Problem details:
Go through the entries below and copy each line containing the word "from".

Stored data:
━━━━━━━━

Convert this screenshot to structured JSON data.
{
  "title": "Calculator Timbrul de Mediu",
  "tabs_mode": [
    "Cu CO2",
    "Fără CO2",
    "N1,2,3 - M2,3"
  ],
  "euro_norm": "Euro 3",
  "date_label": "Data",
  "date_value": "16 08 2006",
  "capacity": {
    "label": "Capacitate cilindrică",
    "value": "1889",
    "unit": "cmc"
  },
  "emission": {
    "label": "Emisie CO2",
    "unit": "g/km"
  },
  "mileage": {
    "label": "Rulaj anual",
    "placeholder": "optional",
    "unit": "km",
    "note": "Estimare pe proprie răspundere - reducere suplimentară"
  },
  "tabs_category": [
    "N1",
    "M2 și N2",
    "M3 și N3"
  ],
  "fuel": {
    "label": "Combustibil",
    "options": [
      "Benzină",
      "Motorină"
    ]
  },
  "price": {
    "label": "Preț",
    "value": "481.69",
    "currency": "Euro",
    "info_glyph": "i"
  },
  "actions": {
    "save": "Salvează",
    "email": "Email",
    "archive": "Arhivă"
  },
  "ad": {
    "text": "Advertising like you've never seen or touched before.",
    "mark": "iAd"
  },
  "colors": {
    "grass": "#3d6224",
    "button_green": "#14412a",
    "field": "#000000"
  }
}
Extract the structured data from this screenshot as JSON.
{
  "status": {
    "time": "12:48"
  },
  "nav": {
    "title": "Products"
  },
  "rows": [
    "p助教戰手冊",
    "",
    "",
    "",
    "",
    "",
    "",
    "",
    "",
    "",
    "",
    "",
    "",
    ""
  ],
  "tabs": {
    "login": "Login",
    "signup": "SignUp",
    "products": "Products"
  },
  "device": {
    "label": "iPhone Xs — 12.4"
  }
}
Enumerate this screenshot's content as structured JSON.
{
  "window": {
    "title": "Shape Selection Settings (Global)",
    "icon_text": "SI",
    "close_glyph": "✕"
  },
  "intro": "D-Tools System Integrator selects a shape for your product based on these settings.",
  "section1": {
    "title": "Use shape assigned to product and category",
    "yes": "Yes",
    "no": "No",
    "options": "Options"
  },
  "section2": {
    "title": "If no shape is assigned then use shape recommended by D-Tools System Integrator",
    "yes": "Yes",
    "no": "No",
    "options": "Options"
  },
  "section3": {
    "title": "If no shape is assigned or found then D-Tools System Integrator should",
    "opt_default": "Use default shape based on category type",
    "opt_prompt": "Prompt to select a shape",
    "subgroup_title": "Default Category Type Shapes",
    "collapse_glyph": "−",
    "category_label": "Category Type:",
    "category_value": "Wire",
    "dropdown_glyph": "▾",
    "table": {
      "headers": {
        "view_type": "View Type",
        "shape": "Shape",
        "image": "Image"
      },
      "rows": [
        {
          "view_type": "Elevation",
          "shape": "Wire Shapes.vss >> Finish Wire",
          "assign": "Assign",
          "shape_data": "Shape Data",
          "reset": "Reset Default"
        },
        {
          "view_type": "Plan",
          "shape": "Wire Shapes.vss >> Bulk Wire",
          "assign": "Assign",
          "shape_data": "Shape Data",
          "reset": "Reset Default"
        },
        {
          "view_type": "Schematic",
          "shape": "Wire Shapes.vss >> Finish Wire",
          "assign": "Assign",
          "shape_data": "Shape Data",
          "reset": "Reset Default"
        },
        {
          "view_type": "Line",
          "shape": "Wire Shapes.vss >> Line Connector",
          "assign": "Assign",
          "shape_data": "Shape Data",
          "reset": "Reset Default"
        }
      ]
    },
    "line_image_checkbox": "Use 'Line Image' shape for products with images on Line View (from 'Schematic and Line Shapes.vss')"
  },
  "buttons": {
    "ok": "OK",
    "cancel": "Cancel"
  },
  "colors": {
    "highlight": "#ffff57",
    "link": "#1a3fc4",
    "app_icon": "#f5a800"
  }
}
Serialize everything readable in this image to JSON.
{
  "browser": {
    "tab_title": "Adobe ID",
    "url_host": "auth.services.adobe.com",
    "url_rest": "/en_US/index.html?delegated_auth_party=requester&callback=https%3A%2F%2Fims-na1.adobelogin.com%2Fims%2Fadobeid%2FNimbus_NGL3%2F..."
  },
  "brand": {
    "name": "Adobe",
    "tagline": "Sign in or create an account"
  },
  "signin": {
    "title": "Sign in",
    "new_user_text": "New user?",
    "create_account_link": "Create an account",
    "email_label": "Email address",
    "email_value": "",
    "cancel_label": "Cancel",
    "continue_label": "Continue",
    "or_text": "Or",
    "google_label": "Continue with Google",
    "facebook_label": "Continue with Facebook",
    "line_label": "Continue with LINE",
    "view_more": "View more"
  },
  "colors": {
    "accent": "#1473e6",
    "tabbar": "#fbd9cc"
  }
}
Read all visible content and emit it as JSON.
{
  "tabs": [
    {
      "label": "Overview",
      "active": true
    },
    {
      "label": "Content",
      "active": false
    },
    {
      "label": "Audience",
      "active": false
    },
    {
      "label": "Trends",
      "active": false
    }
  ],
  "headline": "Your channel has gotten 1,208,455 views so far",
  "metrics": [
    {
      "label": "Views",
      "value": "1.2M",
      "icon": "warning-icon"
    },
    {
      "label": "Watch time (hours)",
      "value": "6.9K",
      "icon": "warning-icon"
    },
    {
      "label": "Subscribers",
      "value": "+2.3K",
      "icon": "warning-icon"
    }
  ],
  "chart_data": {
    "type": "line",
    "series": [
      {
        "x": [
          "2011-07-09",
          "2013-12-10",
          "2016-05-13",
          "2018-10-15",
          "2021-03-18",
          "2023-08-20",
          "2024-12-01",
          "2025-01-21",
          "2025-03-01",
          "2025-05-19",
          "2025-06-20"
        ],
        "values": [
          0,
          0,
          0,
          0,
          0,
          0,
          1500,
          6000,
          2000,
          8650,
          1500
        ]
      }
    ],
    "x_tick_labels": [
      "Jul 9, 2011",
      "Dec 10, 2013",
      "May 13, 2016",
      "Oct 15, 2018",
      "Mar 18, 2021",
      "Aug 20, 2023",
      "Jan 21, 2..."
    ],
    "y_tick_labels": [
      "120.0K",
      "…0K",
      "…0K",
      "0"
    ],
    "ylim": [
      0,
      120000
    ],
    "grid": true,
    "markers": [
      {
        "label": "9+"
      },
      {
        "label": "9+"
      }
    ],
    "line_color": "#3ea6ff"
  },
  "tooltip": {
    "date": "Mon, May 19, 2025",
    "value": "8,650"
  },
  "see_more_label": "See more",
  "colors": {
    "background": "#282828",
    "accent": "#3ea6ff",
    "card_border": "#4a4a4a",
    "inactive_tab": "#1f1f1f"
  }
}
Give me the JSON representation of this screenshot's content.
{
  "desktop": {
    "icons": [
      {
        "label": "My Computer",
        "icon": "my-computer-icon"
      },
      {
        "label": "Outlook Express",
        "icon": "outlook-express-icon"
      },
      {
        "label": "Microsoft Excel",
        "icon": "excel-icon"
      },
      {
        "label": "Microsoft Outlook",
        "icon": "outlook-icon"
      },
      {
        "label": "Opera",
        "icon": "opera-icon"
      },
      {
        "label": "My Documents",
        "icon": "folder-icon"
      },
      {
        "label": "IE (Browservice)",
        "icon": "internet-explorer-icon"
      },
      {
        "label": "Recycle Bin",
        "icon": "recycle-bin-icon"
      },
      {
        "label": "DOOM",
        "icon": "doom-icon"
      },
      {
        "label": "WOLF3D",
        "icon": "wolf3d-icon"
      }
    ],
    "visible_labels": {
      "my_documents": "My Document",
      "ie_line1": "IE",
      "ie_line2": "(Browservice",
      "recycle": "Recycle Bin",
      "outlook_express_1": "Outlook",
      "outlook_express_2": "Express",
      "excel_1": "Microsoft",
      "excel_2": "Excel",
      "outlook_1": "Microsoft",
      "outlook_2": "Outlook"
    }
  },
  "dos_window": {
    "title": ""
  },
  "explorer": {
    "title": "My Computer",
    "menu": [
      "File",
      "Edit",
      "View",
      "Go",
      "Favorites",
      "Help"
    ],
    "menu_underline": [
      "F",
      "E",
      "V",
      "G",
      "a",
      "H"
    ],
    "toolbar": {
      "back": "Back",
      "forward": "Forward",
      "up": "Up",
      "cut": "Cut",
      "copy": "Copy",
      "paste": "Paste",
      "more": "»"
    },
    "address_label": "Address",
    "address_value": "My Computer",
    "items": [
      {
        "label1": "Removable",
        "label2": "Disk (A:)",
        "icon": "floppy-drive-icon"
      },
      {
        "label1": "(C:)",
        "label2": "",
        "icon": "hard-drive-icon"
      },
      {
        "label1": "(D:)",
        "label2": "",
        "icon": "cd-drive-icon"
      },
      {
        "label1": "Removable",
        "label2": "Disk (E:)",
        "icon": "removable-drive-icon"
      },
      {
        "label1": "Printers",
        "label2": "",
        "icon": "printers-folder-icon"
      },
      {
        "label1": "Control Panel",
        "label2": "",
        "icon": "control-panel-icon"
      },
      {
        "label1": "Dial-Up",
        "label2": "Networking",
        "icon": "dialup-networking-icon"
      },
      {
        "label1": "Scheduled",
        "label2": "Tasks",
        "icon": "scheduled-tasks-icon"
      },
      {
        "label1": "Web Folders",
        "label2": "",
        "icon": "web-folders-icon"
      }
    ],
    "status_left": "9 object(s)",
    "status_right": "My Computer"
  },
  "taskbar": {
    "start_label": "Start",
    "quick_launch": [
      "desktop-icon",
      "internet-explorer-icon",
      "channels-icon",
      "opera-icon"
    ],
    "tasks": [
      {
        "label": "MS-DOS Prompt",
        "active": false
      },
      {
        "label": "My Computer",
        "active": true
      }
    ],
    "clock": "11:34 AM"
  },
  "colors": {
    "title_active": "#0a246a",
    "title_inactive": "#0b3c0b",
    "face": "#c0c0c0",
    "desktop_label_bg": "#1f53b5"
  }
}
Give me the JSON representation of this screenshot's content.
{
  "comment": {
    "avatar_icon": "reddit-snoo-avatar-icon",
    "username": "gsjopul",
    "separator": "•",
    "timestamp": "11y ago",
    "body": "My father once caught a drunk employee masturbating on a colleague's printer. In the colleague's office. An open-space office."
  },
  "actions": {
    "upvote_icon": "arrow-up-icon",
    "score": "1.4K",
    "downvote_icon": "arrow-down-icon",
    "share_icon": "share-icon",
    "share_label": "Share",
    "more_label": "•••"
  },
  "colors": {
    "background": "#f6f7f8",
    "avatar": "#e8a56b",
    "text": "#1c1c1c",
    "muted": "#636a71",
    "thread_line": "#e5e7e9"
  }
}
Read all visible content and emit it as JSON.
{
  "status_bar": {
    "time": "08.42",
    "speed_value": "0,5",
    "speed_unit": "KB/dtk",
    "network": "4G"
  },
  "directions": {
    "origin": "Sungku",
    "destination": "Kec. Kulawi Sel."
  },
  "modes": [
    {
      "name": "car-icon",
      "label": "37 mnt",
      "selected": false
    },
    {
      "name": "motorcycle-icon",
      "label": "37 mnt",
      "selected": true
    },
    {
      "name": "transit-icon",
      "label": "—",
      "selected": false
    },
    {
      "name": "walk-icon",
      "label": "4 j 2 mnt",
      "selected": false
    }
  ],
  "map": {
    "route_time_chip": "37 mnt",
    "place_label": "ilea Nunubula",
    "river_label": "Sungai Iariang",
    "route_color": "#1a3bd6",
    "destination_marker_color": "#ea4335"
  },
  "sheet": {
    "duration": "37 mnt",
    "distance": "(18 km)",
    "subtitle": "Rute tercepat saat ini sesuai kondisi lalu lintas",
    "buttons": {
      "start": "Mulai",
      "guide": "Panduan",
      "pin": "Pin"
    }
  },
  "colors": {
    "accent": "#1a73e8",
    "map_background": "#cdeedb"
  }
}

━━━━━━━━

Task solution:
Extract the structured data from this screenshot as JSON.
    "line_image_checkbox": "Use 'Line Image' shape for products with images on Line View (from 'Schematic and Line Shapes.vss')"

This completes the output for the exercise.